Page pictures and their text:

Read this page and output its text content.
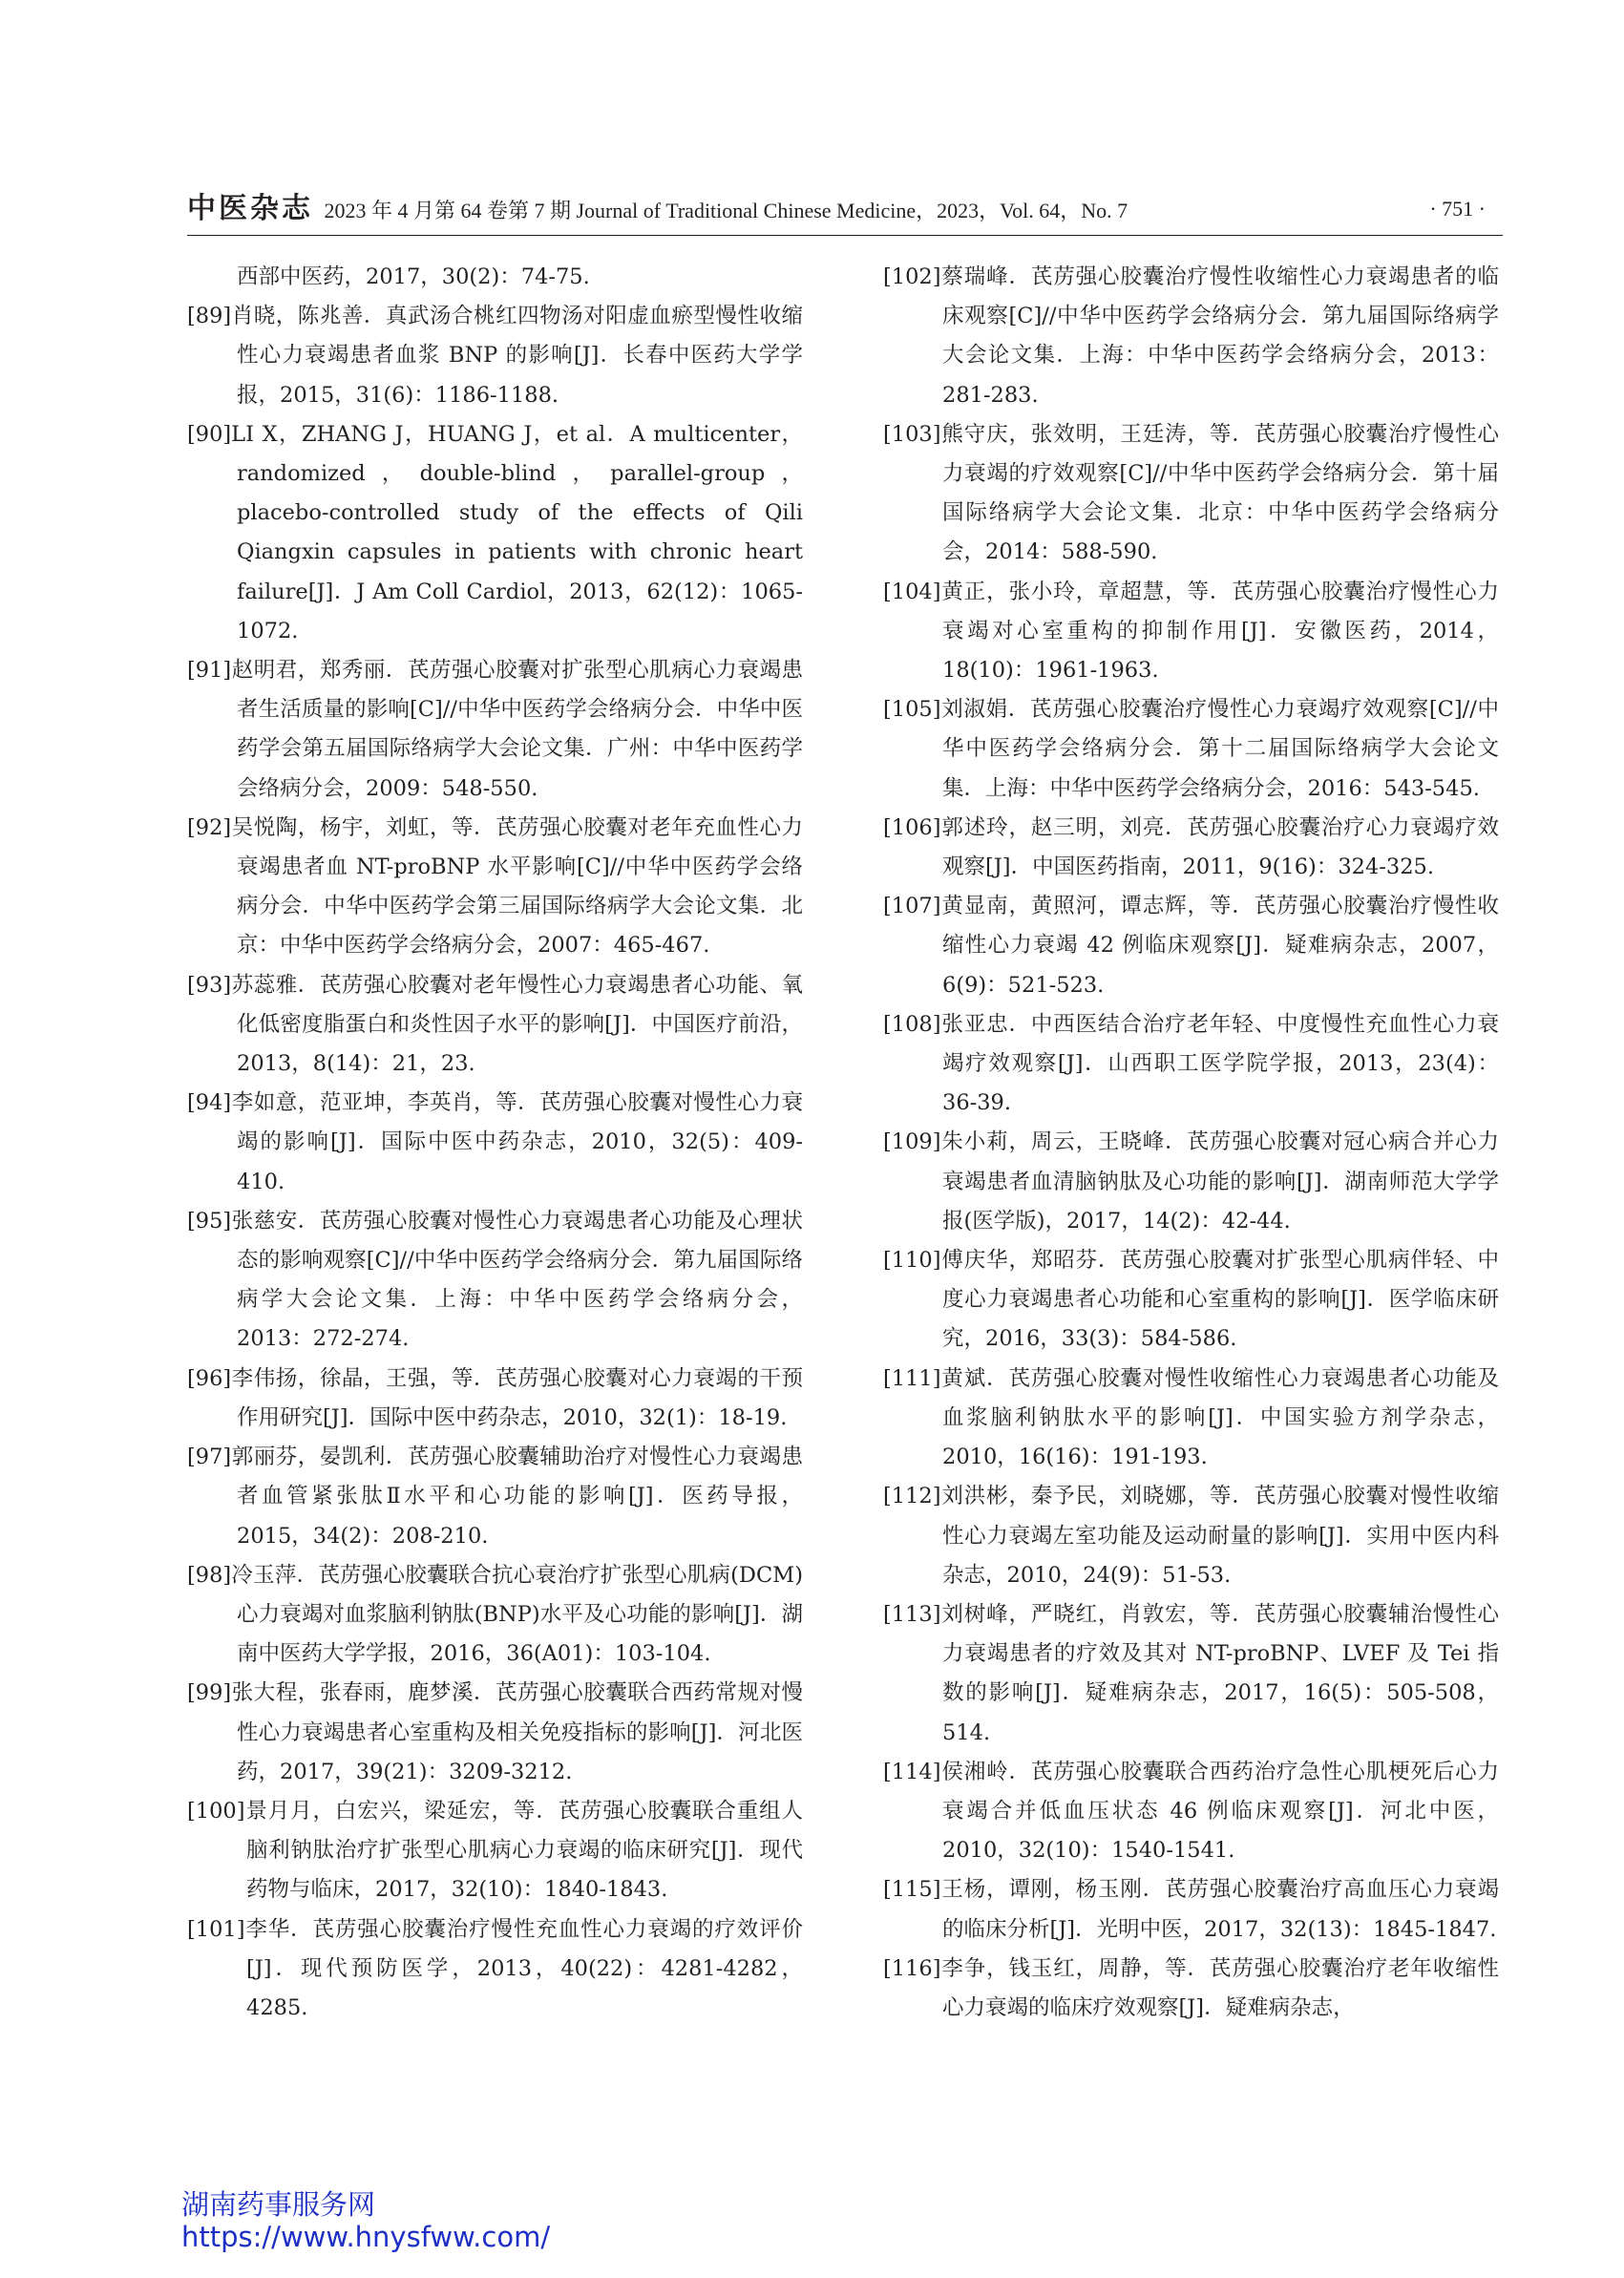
中医杂志 2023 年 4 月第 64 卷第 7 期 Journal of Traditional Chinese Medicine，2023，Vol. 64，No. 7	· 751 ·
西部中医药，2017，30(2)：74-75.
[89]肖晓，陈兆善．真武汤合桃红四物汤对阳虚血瘀型慢性收缩性心力衰竭患者血浆 BNP 的影响[J]．长春中医药大学学报，2015，31(6)：1186-1188.
[90]LI X，ZHANG J，HUANG J，et al．A multicenter，randomized，double-blind，parallel-group，placebo-controlled study of the effects of Qili Qiangxin capsules in patients with chronic heart failure[J]．J Am Coll Cardiol，2013，62(12)：1065-1072.
[91]赵明君，郑秀丽．芪苈强心胶囊对扩张型心肌病心力衰竭患者生活质量的影响[C]//中华中医药学会络病分会．中华中医药学会第五届国际络病学大会论文集．广州：中华中医药学会络病分会，2009：548-550.
[92]吴悦陶，杨宇，刘虹，等．芪苈强心胶囊对老年充血性心力衰竭患者血 NT-proBNP 水平影响[C]//中华中医药学会络病分会．中华中医药学会第三届国际络病学大会论文集．北京：中华中医药学会络病分会，2007：465-467.
[93]苏蕊雅．芪苈强心胶囊对老年慢性心力衰竭患者心功能、氧化低密度脂蛋白和炎性因子水平的影响[J]．中国医疗前沿，2013，8(14)：21，23.
[94]李如意，范亚坤，李英肖，等．芪苈强心胶囊对慢性心力衰竭的影响[J]．国际中医中药杂志，2010，32(5)：409-410.
[95]张慈安．芪苈强心胶囊对慢性心力衰竭患者心功能及心理状态的影响观察[C]//中华中医药学会络病分会．第九届国际络病学大会论文集．上海：中华中医药学会络病分会，2013：272-274.
[96]李伟扬，徐晶，王强，等．芪苈强心胶囊对心力衰竭的干预作用研究[J]．国际中医中药杂志，2010，32(1)：18-19.
[97]郭丽芬，晏凯利．芪苈强心胶囊辅助治疗对慢性心力衰竭患者血管紧张肽Ⅱ水平和心功能的影响[J]．医药导报，2015，34(2)：208-210.
[98]冷玉萍．芪苈强心胶囊联合抗心衰治疗扩张型心肌病(DCM)心力衰竭对血浆脑利钠肽(BNP)水平及心功能的影响[J]．湖南中医药大学学报，2016，36(A01)：103-104.
[99]张大程，张春雨，鹿梦溪．芪苈强心胶囊联合西药常规对慢性心力衰竭患者心室重构及相关免疫指标的影响[J]．河北医药，2017，39(21)：3209-3212.
[100]景月月，白宏兴，梁延宏，等．芪苈强心胶囊联合重组人脑利钠肽治疗扩张型心肌病心力衰竭的临床研究[J]．现代药物与临床，2017，32(10)：1840-1843.
[101]李华．芪苈强心胶囊治疗慢性充血性心力衰竭的疗效评价[J]．现代预防医学，2013，40(22)：4281-4282，4285.
[102]蔡瑞峰．芪苈强心胶囊治疗慢性收缩性心力衰竭患者的临床观察[C]//中华中医药学会络病分会．第九届国际络病学大会论文集．上海：中华中医药学会络病分会，2013：281-283.
[103]熊守庆，张效明，王廷涛，等．芪苈强心胶囊治疗慢性心力衰竭的疗效观察[C]//中华中医药学会络病分会．第十届国际络病学大会论文集．北京：中华中医药学会络病分会，2014：588-590.
[104]黄正，张小玲，章超慧，等．芪苈强心胶囊治疗慢性心力衰竭对心室重构的抑制作用[J]．安徽医药，2014，18(10)：1961-1963.
[105]刘淑娟．芪苈强心胶囊治疗慢性心力衰竭疗效观察[C]//中华中医药学会络病分会．第十二届国际络病学大会论文集．上海：中华中医药学会络病分会，2016：543-545.
[106]郭述玲，赵三明，刘亮．芪苈强心胶囊治疗心力衰竭疗效观察[J]．中国医药指南，2011，9(16)：324-325.
[107]黄显南，黄照河，谭志辉，等．芪苈强心胶囊治疗慢性收缩性心力衰竭 42 例临床观察[J]．疑难病杂志，2007，6(9)：521-523.
[108]张亚忠．中西医结合治疗老年轻、中度慢性充血性心力衰竭疗效观察[J]．山西职工医学院学报，2013，23(4)：36-39.
[109]朱小莉，周云，王晓峰．芪苈强心胶囊对冠心病合并心力衰竭患者血清脑钠肽及心功能的影响[J]．湖南师范大学学报(医学版)，2017，14(2)：42-44.
[110]傅庆华，郑昭芬．芪苈强心胶囊对扩张型心肌病伴轻、中度心力衰竭患者心功能和心室重构的影响[J]．医学临床研究，2016，33(3)：584-586.
[111]黄斌．芪苈强心胶囊对慢性收缩性心力衰竭患者心功能及血浆脑利钠肽水平的影响[J]．中国实验方剂学杂志，2010，16(16)：191-193.
[112]刘洪彬，秦予民，刘晓娜，等．芪苈强心胶囊对慢性收缩性心力衰竭左室功能及运动耐量的影响[J]．实用中医内科杂志，2010，24(9)：51-53.
[113]刘树峰，严晓红，肖敦宏，等．芪苈强心胶囊辅治慢性心力衰竭患者的疗效及其对 NT-proBNP、LVEF 及 Tei 指数的影响[J]．疑难病杂志，2017，16(5)：505-508，514.
[114]侯湘岭．芪苈强心胶囊联合西药治疗急性心肌梗死后心力衰竭合并低血压状态 46 例临床观察[J]．河北中医，2010，32(10)：1540-1541.
[115]王杨，谭刚，杨玉刚．芪苈强心胶囊治疗高血压心力衰竭的临床分析[J]．光明中医，2017，32(13)：1845-1847.
[116]李争，钱玉红，周静，等．芪苈强心胶囊治疗老年收缩性心力衰竭的临床疗效观察[J]．疑难病杂志，
湖南药事服务网
https://www.hnysfww.com/
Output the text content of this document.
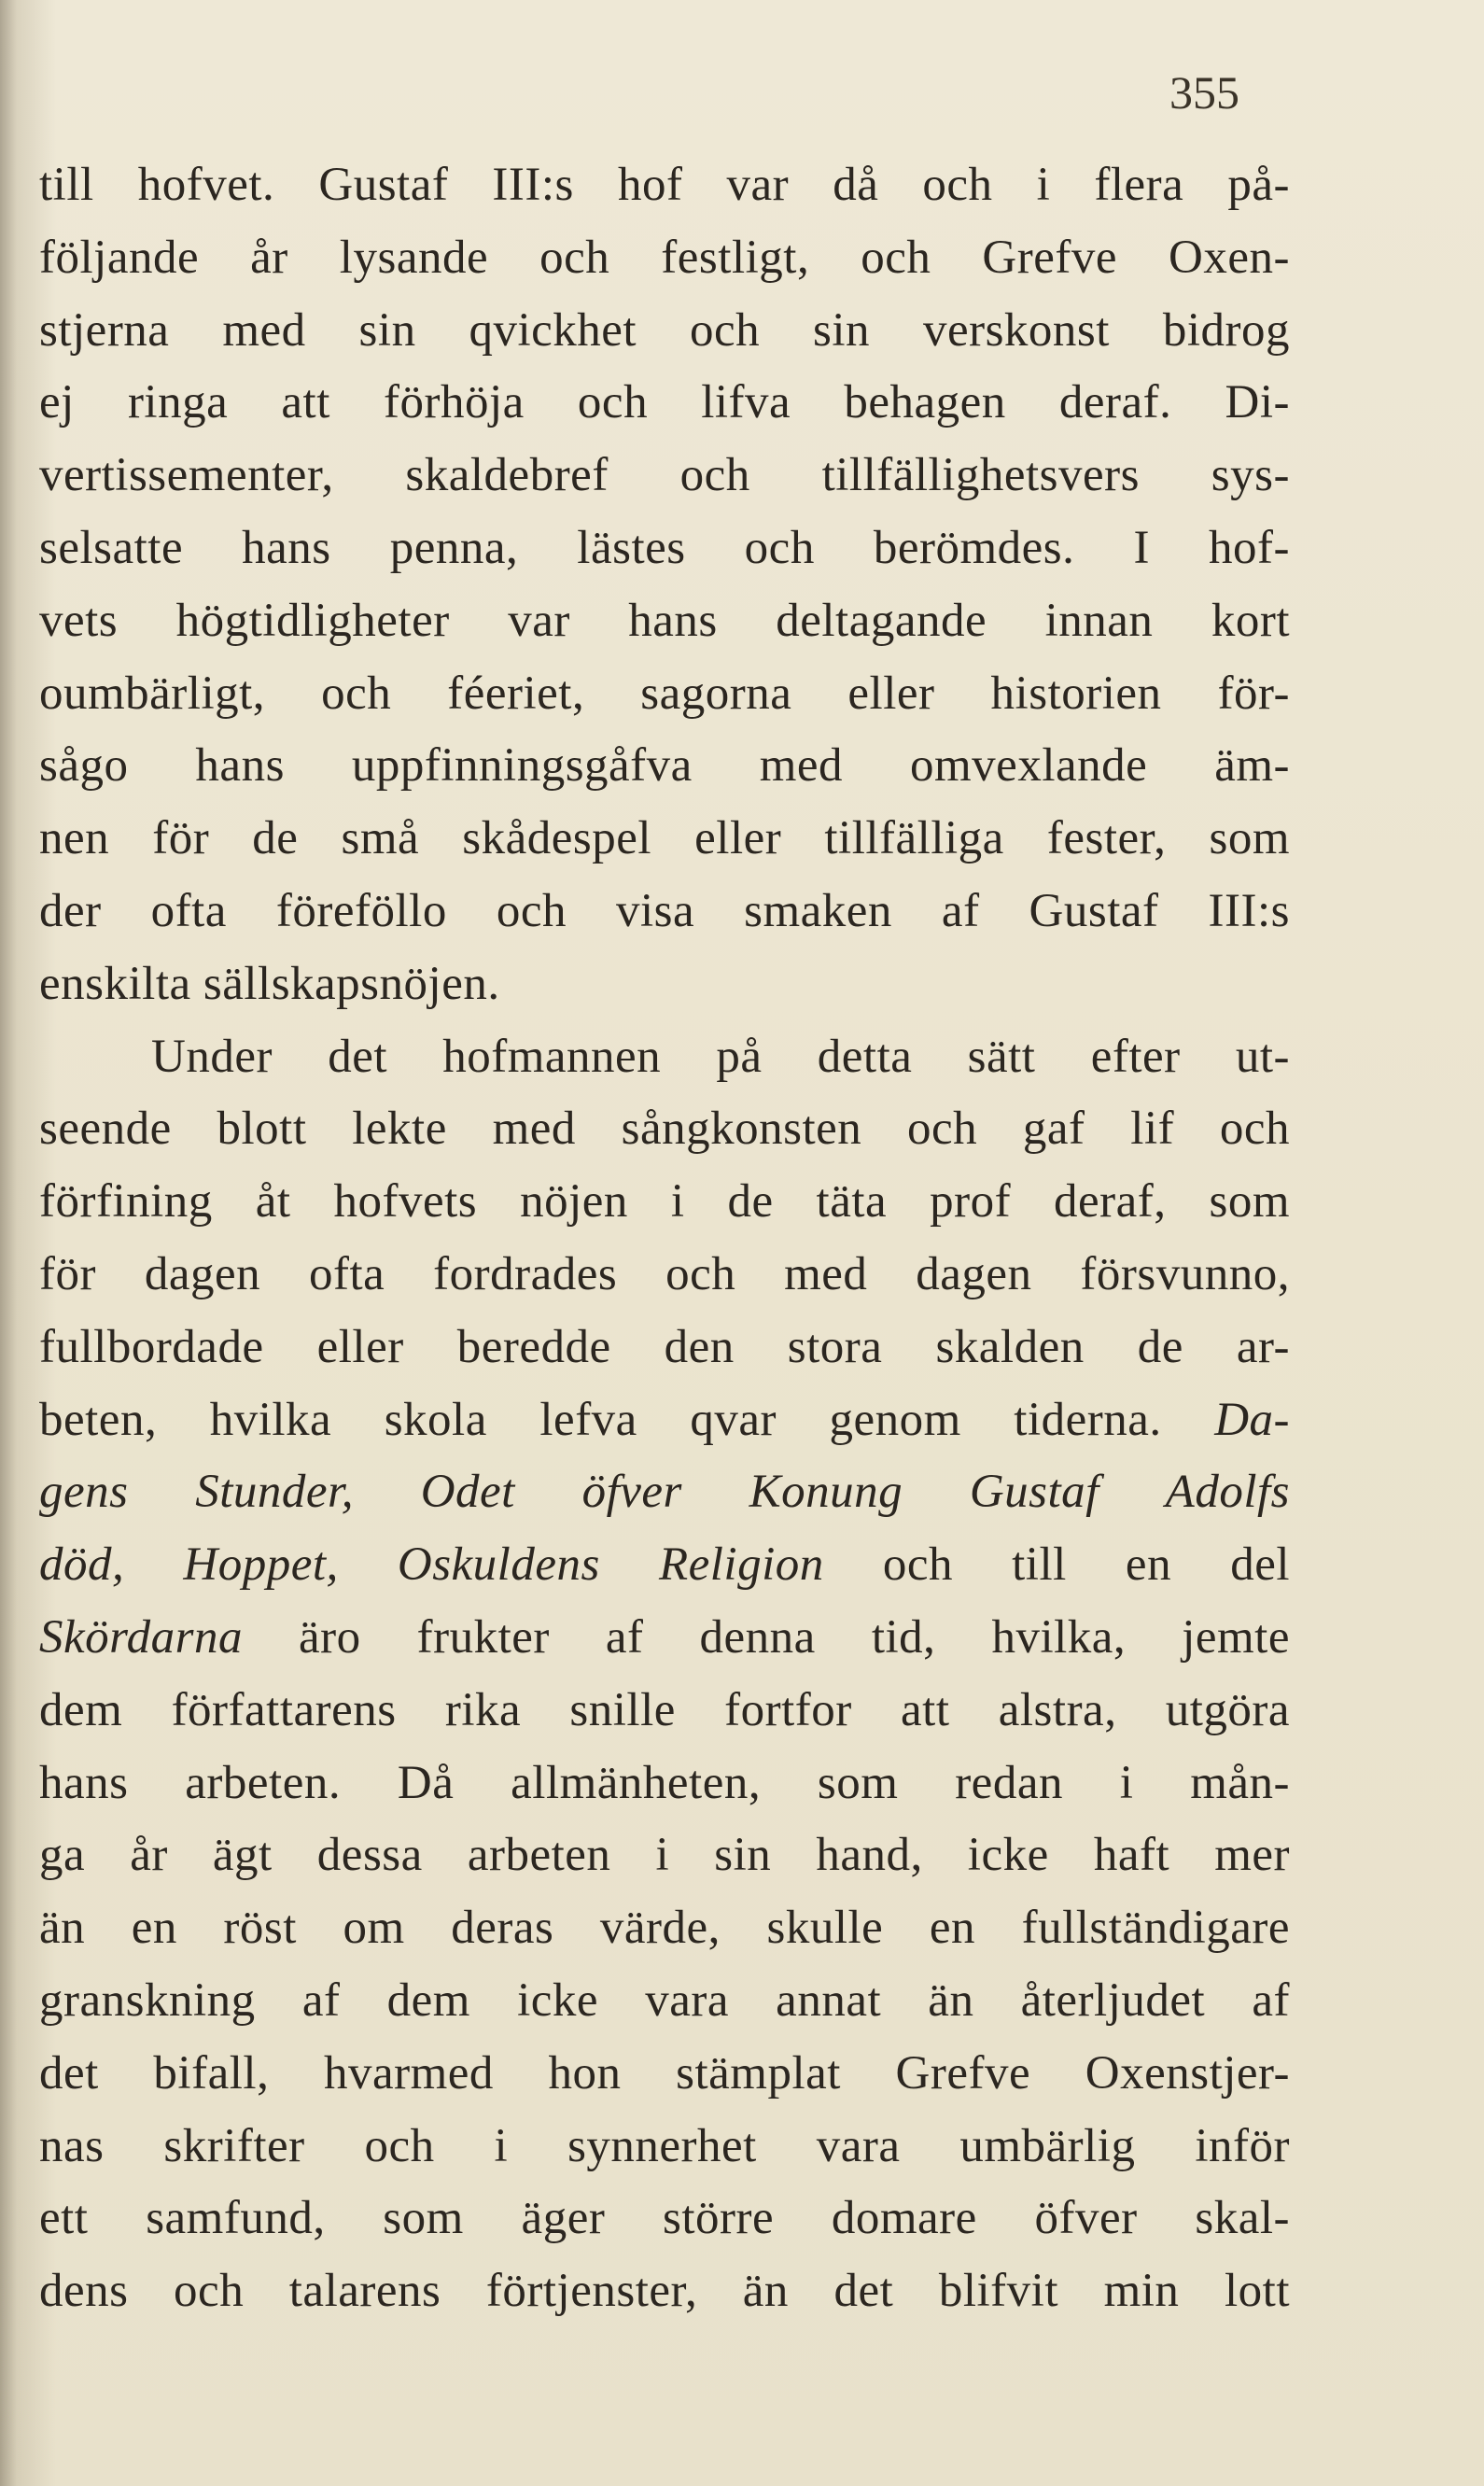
355
till hofvet. Gustaf III:s hof var då och i flera på-
följande år lysande och festligt, och Grefve Oxen-
stjerna med sin qvickhet och sin verskonst bidrog
ej ringa att förhöja och lifva behagen deraf. Di-
vertissementer, skaldebref och tillfällighetsvers sys-
selsatte hans penna, lästes och berömdes. I hof-
vets högtidligheter var hans deltagande innan kort
oumbärligt, och féeriet, sagorna eller historien för-
sågo hans uppfinningsgåfva med omvexlande äm-
nen för de små skådespel eller tillfälliga fester, som
der ofta föreföllo och visa smaken af Gustaf III:s
enskilta sällskapsnöjen.
Under det hofmannen på detta sätt efter ut-
seende blott lekte med sångkonsten och gaf lif och
förfining åt hofvets nöjen i de täta prof deraf, som
för dagen ofta fordrades och med dagen försvunno,
fullbordade eller beredde den stora skalden de ar-
beten, hvilka skola lefva qvar genom tiderna. Da-
gens Stunder, Odet öfver Konung Gustaf Adolfs
död, Hoppet, Oskuldens Religion och till en del
Skördarna äro frukter af denna tid, hvilka, jemte
dem författarens rika snille fortfor att alstra, utgöra
hans arbeten. Då allmänheten, som redan i mån-
ga år ägt dessa arbeten i sin hand, icke haft mer
än en röst om deras värde, skulle en fullständigare
granskning af dem icke vara annat än återljudet af
det bifall, hvarmed hon stämplat Grefve Oxenstjer-
nas skrifter och i synnerhet vara umbärlig inför
ett samfund, som äger större domare öfver skal-
dens och talarens förtjenster, än det blifvit min lott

• DESCRIPTION OF THE TASK:
The lines you return should be those above that contain the word "hans", every one of them.

• PROBLEM SOLUTION:
selsatte hans penna, lästes och berömdes. I hof-
vets högtidligheter var hans deltagande innan kort
sågo hans uppfinningsgåfva med omvexlande äm-
hans arbeten. Då allmänheten, som redan i mån-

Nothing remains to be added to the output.